Problem statement:
Which lines below hold the word "rest"? Report each one.

(Entries from a dataset)
★ ★ ★ ★ ★
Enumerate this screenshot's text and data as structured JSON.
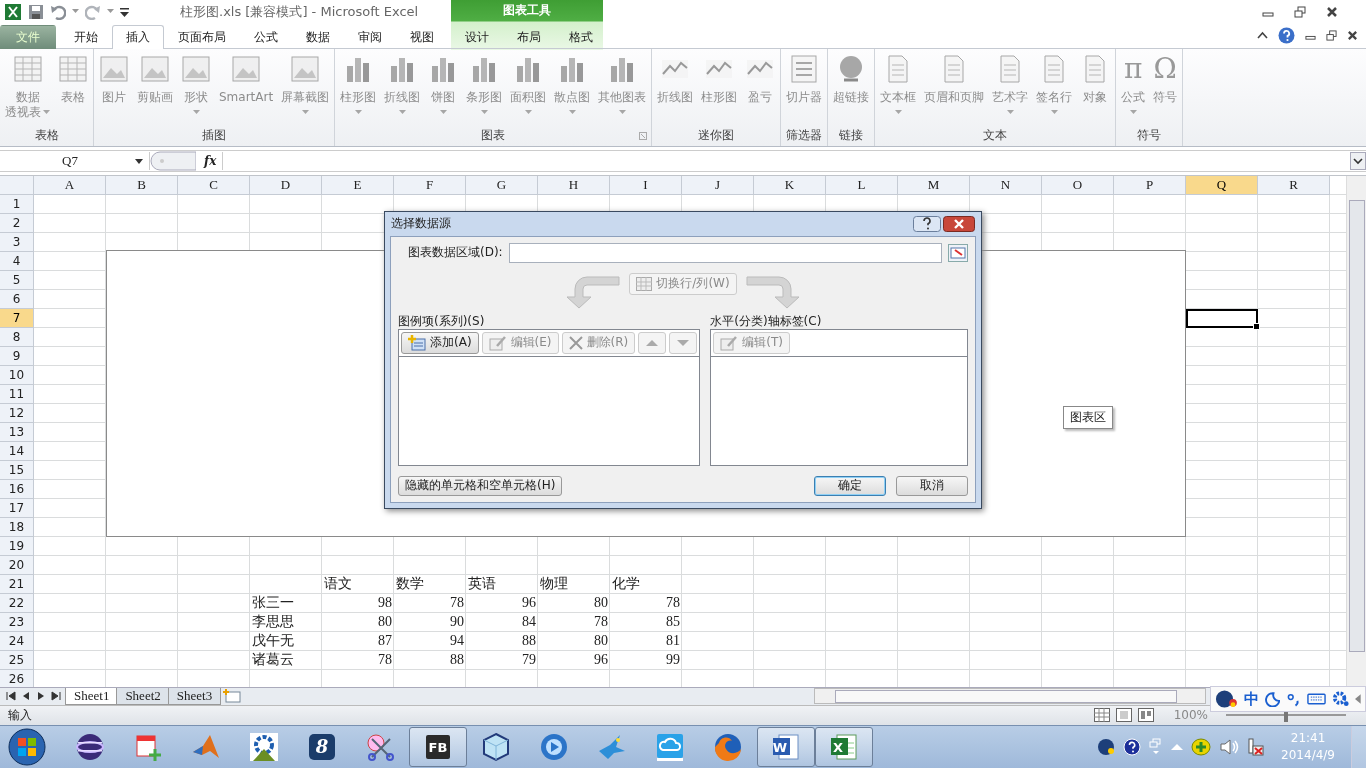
{
  "window": {
    "title": "柱形图.xls  [兼容模式]  -  Microsoft Excel"
  },
  "context_tab_group": {
    "label": "图表工具"
  },
  "tabs": [
    {
      "label": "文件",
      "kind": "file",
      "selected": false
    },
    {
      "label": "开始",
      "kind": "normal",
      "selected": false
    },
    {
      "label": "插入",
      "kind": "normal",
      "selected": true
    },
    {
      "label": "页面布局",
      "kind": "normal",
      "selected": false
    },
    {
      "label": "公式",
      "kind": "normal",
      "selected": false
    },
    {
      "label": "数据",
      "kind": "normal",
      "selected": false
    },
    {
      "label": "审阅",
      "kind": "normal",
      "selected": false
    },
    {
      "label": "视图",
      "kind": "normal",
      "selected": false
    },
    {
      "label": "设计",
      "kind": "context",
      "selected": false
    },
    {
      "label": "布局",
      "kind": "context",
      "selected": false
    },
    {
      "label": "格式",
      "kind": "context",
      "selected": false
    }
  ],
  "ribbon_groups": [
    {
      "label": "表格",
      "launcher": false,
      "buttons": [
        {
          "lines": [
            "数据",
            "透视表"
          ],
          "dropdown": true,
          "disabled": true
        },
        {
          "lines": [
            "表格"
          ],
          "dropdown": false,
          "disabled": true
        }
      ]
    },
    {
      "label": "插图",
      "launcher": false,
      "buttons": [
        {
          "lines": [
            "图片"
          ],
          "dropdown": false,
          "disabled": true
        },
        {
          "lines": [
            "剪贴画"
          ],
          "dropdown": false,
          "disabled": true
        },
        {
          "lines": [
            "形状"
          ],
          "dropdown": true,
          "disabled": true
        },
        {
          "lines": [
            "SmartArt"
          ],
          "dropdown": false,
          "disabled": true
        },
        {
          "lines": [
            "屏幕截图"
          ],
          "dropdown": true,
          "disabled": true
        }
      ]
    },
    {
      "label": "图表",
      "launcher": true,
      "buttons": [
        {
          "lines": [
            "柱形图"
          ],
          "dropdown": true,
          "disabled": true
        },
        {
          "lines": [
            "折线图"
          ],
          "dropdown": true,
          "disabled": true
        },
        {
          "lines": [
            "饼图"
          ],
          "dropdown": true,
          "disabled": true
        },
        {
          "lines": [
            "条形图"
          ],
          "dropdown": true,
          "disabled": true
        },
        {
          "lines": [
            "面积图"
          ],
          "dropdown": true,
          "disabled": true
        },
        {
          "lines": [
            "散点图"
          ],
          "dropdown": true,
          "disabled": true
        },
        {
          "lines": [
            "其他图表"
          ],
          "dropdown": true,
          "disabled": true
        }
      ]
    },
    {
      "label": "迷你图",
      "launcher": false,
      "buttons": [
        {
          "lines": [
            "折线图"
          ],
          "dropdown": false,
          "disabled": true
        },
        {
          "lines": [
            "柱形图"
          ],
          "dropdown": false,
          "disabled": true
        },
        {
          "lines": [
            "盈亏"
          ],
          "dropdown": false,
          "disabled": true
        }
      ]
    },
    {
      "label": "筛选器",
      "launcher": false,
      "buttons": [
        {
          "lines": [
            "切片器"
          ],
          "dropdown": false,
          "disabled": true
        }
      ]
    },
    {
      "label": "链接",
      "launcher": false,
      "buttons": [
        {
          "lines": [
            "超链接"
          ],
          "dropdown": false,
          "disabled": true
        }
      ]
    },
    {
      "label": "文本",
      "launcher": false,
      "buttons": [
        {
          "lines": [
            "文本框"
          ],
          "dropdown": true,
          "disabled": true
        },
        {
          "lines": [
            "页眉和页脚"
          ],
          "dropdown": false,
          "disabled": true
        },
        {
          "lines": [
            "艺术字"
          ],
          "dropdown": true,
          "disabled": true
        },
        {
          "lines": [
            "签名行"
          ],
          "dropdown": true,
          "disabled": true
        },
        {
          "lines": [
            "对象"
          ],
          "dropdown": false,
          "disabled": true
        }
      ]
    },
    {
      "label": "符号",
      "launcher": false,
      "buttons": [
        {
          "glyph": "π",
          "lines": [
            "公式"
          ],
          "dropdown": true,
          "disabled": true
        },
        {
          "glyph": "Ω",
          "lines": [
            "符号"
          ],
          "dropdown": false,
          "disabled": true
        }
      ]
    }
  ],
  "formula_bar": {
    "name_box": "Q7",
    "fx": "fx"
  },
  "columns": [
    {
      "label": "A",
      "selected": false
    },
    {
      "label": "B",
      "selected": false
    },
    {
      "label": "C",
      "selected": false
    },
    {
      "label": "D",
      "selected": false
    },
    {
      "label": "E",
      "selected": false
    },
    {
      "label": "F",
      "selected": false
    },
    {
      "label": "G",
      "selected": false
    },
    {
      "label": "H",
      "selected": false
    },
    {
      "label": "I",
      "selected": false
    },
    {
      "label": "J",
      "selected": false
    },
    {
      "label": "K",
      "selected": false
    },
    {
      "label": "L",
      "selected": false
    },
    {
      "label": "M",
      "selected": false
    },
    {
      "label": "N",
      "selected": false
    },
    {
      "label": "O",
      "selected": false
    },
    {
      "label": "P",
      "selected": false
    },
    {
      "label": "Q",
      "selected": true
    },
    {
      "label": "R",
      "selected": false
    }
  ],
  "rows": [
    {
      "number": "1",
      "selected": false
    },
    {
      "number": "2",
      "selected": false
    },
    {
      "number": "3",
      "selected": false
    },
    {
      "number": "4",
      "selected": false
    },
    {
      "number": "5",
      "selected": false
    },
    {
      "number": "6",
      "selected": false
    },
    {
      "number": "7",
      "selected": true
    },
    {
      "number": "8",
      "selected": false
    },
    {
      "number": "9",
      "selected": false
    },
    {
      "number": "10",
      "selected": false
    },
    {
      "number": "11",
      "selected": false
    },
    {
      "number": "12",
      "selected": false
    },
    {
      "number": "13",
      "selected": false
    },
    {
      "number": "14",
      "selected": false
    },
    {
      "number": "15",
      "selected": false
    },
    {
      "number": "16",
      "selected": false
    },
    {
      "number": "17",
      "selected": false
    },
    {
      "number": "18",
      "selected": false
    },
    {
      "number": "19",
      "selected": false
    },
    {
      "number": "20",
      "selected": false
    },
    {
      "number": "21",
      "selected": false
    },
    {
      "number": "22",
      "selected": false
    },
    {
      "number": "23",
      "selected": false
    },
    {
      "number": "24",
      "selected": false
    },
    {
      "number": "25",
      "selected": false
    },
    {
      "number": "26",
      "selected": false
    }
  ],
  "data_table": {
    "headers": [
      "语文",
      "数学",
      "英语",
      "物理",
      "化学"
    ],
    "rows": [
      {
        "name": "张三一",
        "values": [
          "98",
          "78",
          "96",
          "80",
          "78"
        ]
      },
      {
        "name": "李思思",
        "values": [
          "80",
          "90",
          "84",
          "78",
          "85"
        ]
      },
      {
        "name": "戊午无",
        "values": [
          "87",
          "94",
          "88",
          "80",
          "81"
        ]
      },
      {
        "name": "诸葛云",
        "values": [
          "78",
          "88",
          "79",
          "96",
          "99"
        ]
      }
    ]
  },
  "chart_area": {
    "tooltip": "图表区"
  },
  "dialog": {
    "title": "选择数据源",
    "range_label": "图表数据区域(D):",
    "switch_button": {
      "label": "切换行/列(W)",
      "disabled": true
    },
    "series_panel": {
      "label": "图例项(系列)(S)",
      "buttons": [
        {
          "kind": "add",
          "label": "添加(A)",
          "disabled": false
        },
        {
          "kind": "edit",
          "label": "编辑(E)",
          "disabled": true
        },
        {
          "kind": "delete",
          "label": "删除(R)",
          "disabled": true
        },
        {
          "kind": "up",
          "disabled": true
        },
        {
          "kind": "down",
          "disabled": true
        }
      ]
    },
    "axis_panel": {
      "label": "水平(分类)轴标签(C)",
      "buttons": [
        {
          "kind": "edit",
          "label": "编辑(T)",
          "disabled": true
        }
      ]
    },
    "hidden_cells_button": "隐藏的单元格和空单元格(H)",
    "ok_button": "确定",
    "cancel_button": "取消"
  },
  "sheet_tabs": [
    {
      "label": "Sheet1",
      "selected": true
    },
    {
      "label": "Sheet2",
      "selected": false
    },
    {
      "label": "Sheet3",
      "selected": false
    }
  ],
  "status_bar": {
    "mode": "输入",
    "zoom": {
      "reading": "100%",
      "level": 0.5
    }
  },
  "ime_bar": {
    "mode": "中"
  },
  "taskbar": {
    "apps": [
      {
        "running": false
      },
      {
        "running": false
      },
      {
        "running": false
      },
      {
        "running": false
      },
      {
        "running": false,
        "label": "8"
      },
      {
        "running": false
      },
      {
        "running": true,
        "label": "FB"
      },
      {
        "running": false
      },
      {
        "running": false
      },
      {
        "running": false
      },
      {
        "running": false
      },
      {
        "running": false
      },
      {
        "running": true,
        "label": "W"
      },
      {
        "running": true,
        "label": "X"
      }
    ],
    "time": "21:41",
    "date": "2014/4/9"
  }
}
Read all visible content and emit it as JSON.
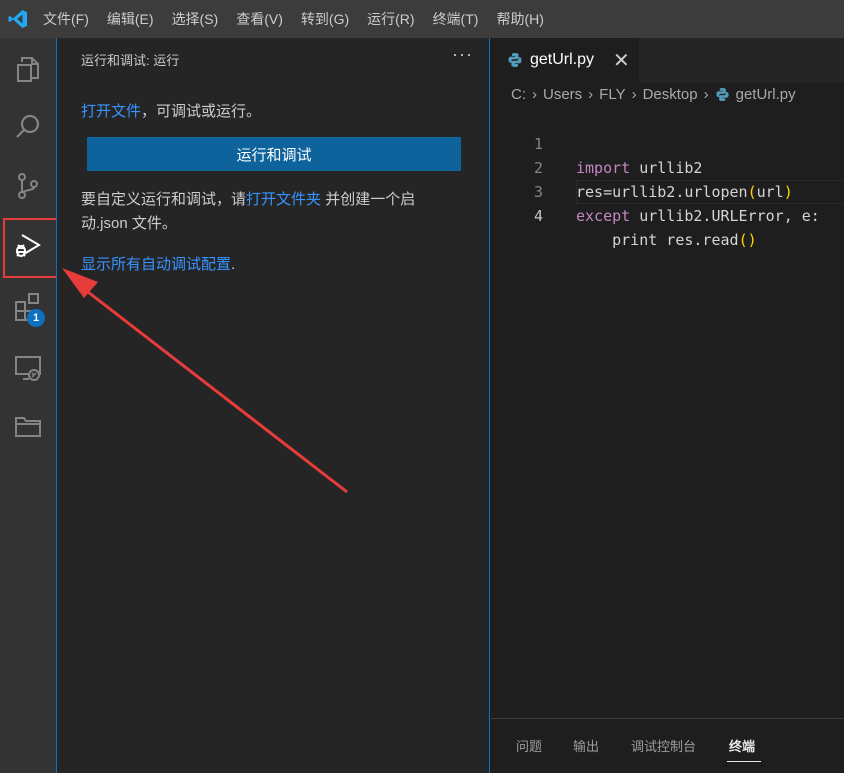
{
  "menubar": {
    "items": [
      "文件(F)",
      "编辑(E)",
      "选择(S)",
      "查看(V)",
      "转到(G)",
      "运行(R)",
      "终端(T)",
      "帮助(H)"
    ]
  },
  "activitybar": {
    "icons": [
      "explorer-icon",
      "search-icon",
      "source-control-icon",
      "run-debug-icon",
      "extensions-icon",
      "remote-explorer-icon",
      "folder-icon"
    ],
    "extensions_badge": "1"
  },
  "sidebar": {
    "title": "运行和调试: 运行",
    "more": "···",
    "open_file_link": "打开文件",
    "open_file_suffix": "，可调试或运行。",
    "run_button": "运行和调试",
    "customize_prefix": "要自定义运行和调试，请",
    "open_folder_link": "打开文件夹",
    "customize_suffix": " 并创建一个启动.json 文件。",
    "show_configs_link": "显示所有自动调试配置",
    "show_configs_suffix": "."
  },
  "editor": {
    "tab_label": "getUrl.py",
    "close_glyph": "✕",
    "breadcrumb": [
      "C:",
      "Users",
      "FLY",
      "Desktop",
      "getUrl.py"
    ],
    "breadcrumb_sep": "›",
    "lines": [
      {
        "num": "1",
        "kw": "import",
        "rest": " urllib2"
      },
      {
        "num": "2",
        "pre": "res=urllib2.urlopen",
        "p1": "(",
        "mid": "url",
        "p2": ")"
      },
      {
        "num": "3",
        "kw": "except",
        "rest": " urllib2.URLError, e:"
      },
      {
        "num": "4",
        "pre": "    print res.read",
        "p1": "(",
        "p2": ")"
      }
    ]
  },
  "panel": {
    "tabs": [
      "问题",
      "输出",
      "调试控制台",
      "终端"
    ],
    "active_tab": "终端"
  },
  "colors": {
    "accent": "#0e639c",
    "link": "#3794ff",
    "keyword": "#c586c0",
    "annotation": "#e83b3b"
  }
}
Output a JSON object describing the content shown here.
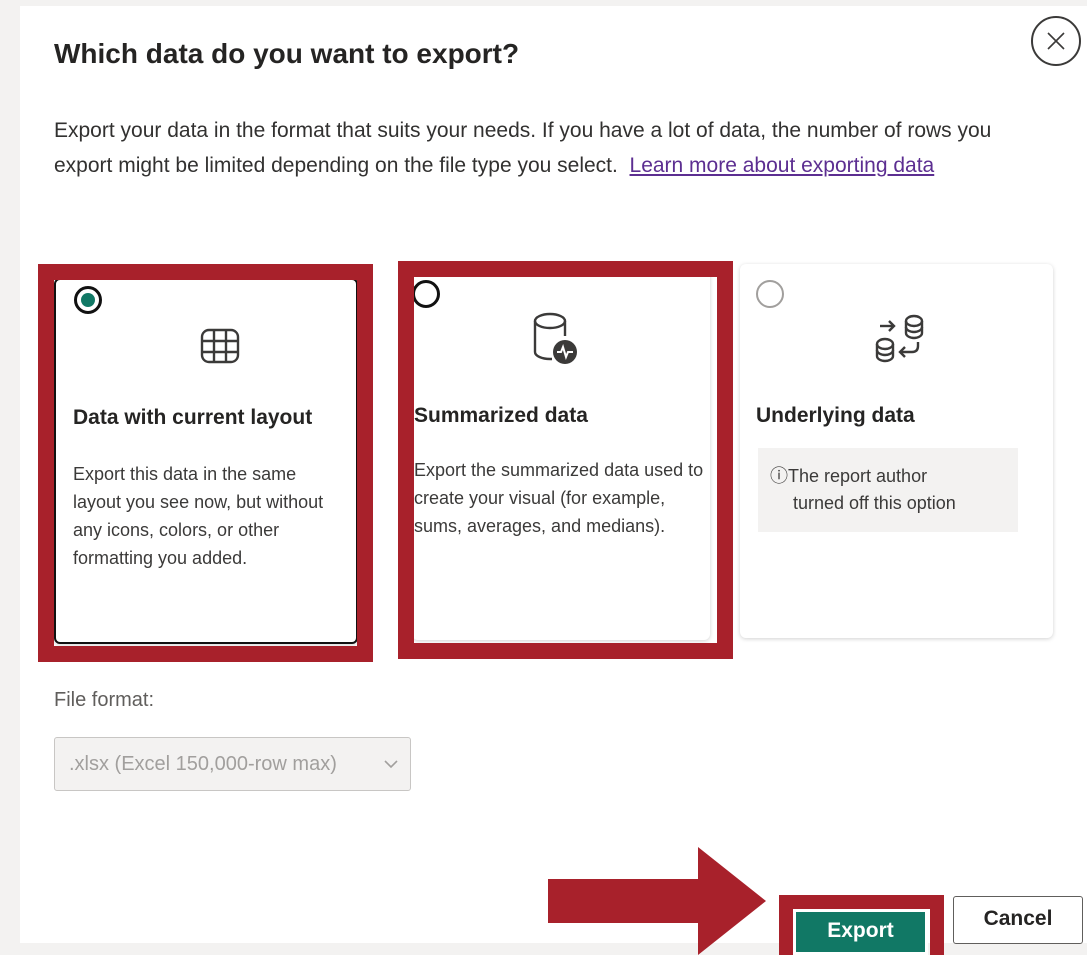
{
  "dialog": {
    "title": "Which data do you want to export?",
    "description": "Export your data in the format that suits your needs. If you have a lot of data, the number of rows you export might be limited depending on the file type you select.",
    "learn_more_link": "Learn more about exporting data"
  },
  "options": [
    {
      "title": "Data with current layout",
      "description": "Export this data in the same layout you see now, but without any icons, colors, or other formatting you added.",
      "selected": true,
      "icon": "table-grid-icon"
    },
    {
      "title": "Summarized data",
      "description": "Export the summarized data used to create your visual (for example, sums, averages, and medians).",
      "selected": false,
      "icon": "database-activity-icon"
    },
    {
      "title": "Underlying data",
      "info_line1": "ⓘThe report author",
      "info_line2": "turned off this option",
      "selected": false,
      "disabled": true,
      "icon": "database-transfer-icon"
    }
  ],
  "file_format": {
    "label": "File format:",
    "value": ".xlsx (Excel 150,000-row max)"
  },
  "buttons": {
    "export": "Export",
    "cancel": "Cancel"
  },
  "colors": {
    "accent": "#117865",
    "highlight": "#a8212b",
    "link": "#5c2e91"
  }
}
★ ★ ★ ★ ★
Result for this exercise:
        "rest": " urllib2"
        "rest": " urllib2.URLError, e:"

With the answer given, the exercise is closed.